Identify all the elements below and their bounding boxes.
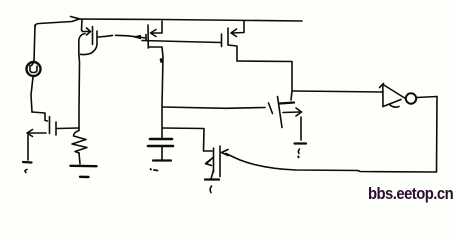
wire rail corner down to current source: [34, 25, 35, 62]
M6 gate corner wire: [32, 112, 48, 121]
transistor M3 source hook: [228, 45, 237, 61]
M6 source lead down: [27, 135, 29, 160]
inverter output wire: [417, 97, 438, 98]
inverter U1 bottom edge: [383, 100, 401, 107]
inverter U1 triangle left edge: [382, 85, 384, 107]
transistor M1 channel bar: [92, 27, 94, 45]
transistor M2 drain hook from rail: [151, 21, 162, 33]
transistor M5 gate bar: [219, 146, 221, 177]
transistor M6 drain lead to node: [57, 127, 79, 130]
transistor M6 source arrowhead: [27, 130, 33, 137]
M1 source vertical wire down to node: [78, 54, 81, 131]
capacitor C1 bottom plate: [148, 145, 173, 148]
wire current source to M6 gate corner: [31, 77, 33, 112]
transistor M1 gate bar: [96, 31, 98, 44]
ground curl under M5: [210, 186, 211, 193]
output wire down right side: [436, 97, 439, 173]
watermark text bbs.eetop.cn: [368, 185, 453, 204]
wire M3 source to node column: [237, 61, 292, 91]
resistor R1 bottom lead: [79, 153, 80, 164]
capacitor C1 bottom lead: [161, 147, 163, 161]
M2 source vertical wire down: [162, 57, 163, 139]
junction dot on M2 source line: [160, 60, 163, 62]
transistor M4 source arrow: [283, 111, 300, 114]
capacitor C1 top plate: [150, 138, 172, 141]
M5 source lead down: [211, 170, 214, 179]
transistor M4 channel bar: [278, 97, 283, 128]
arrow tick on power rail: [71, 17, 80, 19]
transistor M4 source arrowhead: [296, 108, 302, 116]
gate wire node to M4 (from M2 source line): [163, 107, 266, 108]
transistor M1 drain arrowhead: [87, 28, 91, 35]
transistor M2 gate blob tick: [145, 35, 147, 41]
current source I1 inner arrow: [30, 63, 37, 73]
ground wide bar under R1: [71, 165, 97, 168]
transistor M2 channel bar: [147, 25, 149, 48]
transistor M5 channel bar: [213, 148, 215, 172]
current source I1 circle: [27, 62, 41, 76]
ground bar under M4: [295, 142, 307, 144]
feedback arrowhead into M5 gate: [222, 150, 229, 156]
transistor M4 drain hook: [280, 103, 295, 104]
transistor M6 channel bar: [55, 122, 57, 135]
ground curl under M6: [25, 170, 27, 173]
ground bar under M5: [205, 178, 219, 180]
transistor M6 gate bar: [49, 117, 51, 134]
resistor R1 zigzag: [72, 131, 87, 154]
inverter U1 output bubble: [406, 93, 416, 103]
transistor M3 channel bar: [227, 28, 229, 45]
ground bar under M6: [23, 161, 32, 164]
transistor M5 source arrowhead: [206, 160, 212, 166]
transistor M5 source arrow line: [206, 158, 213, 165]
transistor M3 drain arrowhead: [231, 29, 237, 37]
long gate wire M2 to M3: [142, 41, 221, 43]
arrowhead on M1-M2 gate wire (filled): [134, 35, 141, 38]
ground dot under M4: [297, 156, 299, 159]
inverter input wire: [293, 91, 383, 92]
power rail top wire: [35, 19, 302, 27]
transistor M2 drain arrowhead: [151, 30, 157, 37]
wire cap node to M5 drain: [163, 128, 213, 151]
gate wire M2 segment: [116, 35, 147, 38]
transistor M2 source hook: [149, 47, 163, 57]
transistor M4 gate plate (slanted): [269, 103, 273, 114]
transistor M1 drain drop from rail: [82, 20, 90, 32]
ground dots under capacitor: [151, 169, 158, 171]
feedback wire bottom: [226, 154, 436, 173]
inverter U1 apex tick: [380, 84, 384, 88]
transistor M1 source curve: [81, 45, 98, 55]
node column wire down to M4 drain: [291, 91, 292, 100]
inverter U1 bottom curl: [390, 105, 400, 108]
transistor M3 gate bar: [221, 34, 223, 47]
transistor M3 drain hook from rail: [232, 21, 244, 33]
M4 source vertical: [300, 117, 302, 140]
ground curl under M4: [298, 149, 299, 154]
transistor M1 source hook left: [79, 34, 85, 54]
gate wire M1: [98, 35, 113, 37]
ground second bar under R1: [80, 176, 89, 179]
transistor M6 source arrow line: [28, 132, 46, 134]
ground bar under capacitor: [153, 159, 171, 161]
inverter U1 hypotenuse: [383, 85, 406, 99]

• • • • • • •

Rewrite the lines above, replacing "ground" with "earth" everywhere and keeping everything else the same. Leave the pictures out.

Identify all the elements below and their bounding boxes.
wire rail corner down to current source: [34, 25, 35, 62]
M6 gate corner wire: [32, 112, 48, 121]
transistor M3 source hook: [228, 45, 237, 61]
M6 source lead down: [27, 135, 29, 160]
inverter output wire: [417, 97, 438, 98]
inverter U1 bottom edge: [383, 100, 401, 107]
inverter U1 triangle left edge: [382, 85, 384, 107]
transistor M1 channel bar: [92, 27, 94, 45]
transistor M2 drain hook from rail: [151, 21, 162, 33]
transistor M5 gate bar: [219, 146, 221, 177]
transistor M6 drain lead to node: [57, 127, 79, 130]
transistor M6 source arrowhead: [27, 130, 33, 137]
M1 source vertical wire down to node: [78, 54, 81, 131]
capacitor C1 bottom plate: [148, 145, 173, 148]
wire current source to M6 gate corner: [31, 77, 33, 112]
transistor M1 gate bar: [96, 31, 98, 44]
earth curl under M5: [210, 186, 211, 193]
output wire down right side: [436, 97, 439, 173]
watermark text bbs.eetop.cn: [368, 185, 453, 204]
wire M3 source to node column: [237, 61, 292, 91]
resistor R1 bottom lead: [79, 153, 80, 164]
capacitor C1 bottom lead: [161, 147, 163, 161]
M2 source vertical wire down: [162, 57, 163, 139]
junction dot on M2 source line: [160, 60, 163, 62]
transistor M4 source arrow: [283, 111, 300, 114]
capacitor C1 top plate: [150, 138, 172, 141]
M5 source lead down: [211, 170, 214, 179]
transistor M4 channel bar: [278, 97, 283, 128]
arrow tick on power rail: [71, 17, 80, 19]
transistor M4 source arrowhead: [296, 108, 302, 116]
gate wire node to M4 (from M2 source line): [163, 107, 266, 108]
transistor M1 drain arrowhead: [87, 28, 91, 35]
transistor M2 gate blob tick: [145, 35, 147, 41]
current source I1 inner arrow: [30, 63, 37, 73]
earth wide bar under R1: [71, 165, 97, 168]
transistor M2 channel bar: [147, 25, 149, 48]
transistor M5 channel bar: [213, 148, 215, 172]
current source I1 circle: [27, 62, 41, 76]
earth bar under M4: [295, 142, 307, 144]
feedback arrowhead into M5 gate: [222, 150, 229, 156]
transistor M4 drain hook: [280, 103, 295, 104]
transistor M6 channel bar: [55, 122, 57, 135]
earth curl under M6: [25, 170, 27, 173]
earth bar under M5: [205, 178, 219, 180]
transistor M6 gate bar: [49, 117, 51, 134]
resistor R1 zigzag: [72, 131, 87, 154]
inverter U1 output bubble: [406, 93, 416, 103]
transistor M3 channel bar: [227, 28, 229, 45]
earth bar under M6: [23, 161, 32, 164]
transistor M5 source arrowhead: [206, 160, 212, 166]
transistor M5 source arrow line: [206, 158, 213, 165]
transistor M3 drain arrowhead: [231, 29, 237, 37]
long gate wire M2 to M3: [142, 41, 221, 43]
arrowhead on M1-M2 gate wire (filled): [134, 35, 141, 38]
earth dot under M4: [297, 156, 299, 159]
inverter input wire: [293, 91, 383, 92]
power rail top wire: [35, 19, 302, 27]
transistor M2 drain arrowhead: [151, 30, 157, 37]
wire cap node to M5 drain: [163, 128, 213, 151]
gate wire M2 segment: [116, 35, 147, 38]
transistor M2 source hook: [149, 47, 163, 57]
transistor M4 gate plate (slanted): [269, 103, 273, 114]
transistor M1 drain drop from rail: [82, 20, 90, 32]
earth dots under capacitor: [151, 169, 158, 171]
feedback wire bottom: [226, 154, 436, 173]
inverter U1 apex tick: [380, 84, 384, 88]
transistor M1 source curve: [81, 45, 98, 55]
node column wire down to M4 drain: [291, 91, 292, 100]
inverter U1 bottom curl: [390, 105, 400, 108]
transistor M3 gate bar: [221, 34, 223, 47]
transistor M3 drain hook from rail: [232, 21, 244, 33]
M4 source vertical: [300, 117, 302, 140]
earth curl under M4: [298, 149, 299, 154]
transistor M1 source hook left: [79, 34, 85, 54]
gate wire M1: [98, 35, 113, 37]
earth second bar under R1: [80, 176, 89, 179]
transistor M6 source arrow line: [28, 132, 46, 134]
earth bar under capacitor: [153, 159, 171, 161]
inverter U1 hypotenuse: [383, 85, 406, 99]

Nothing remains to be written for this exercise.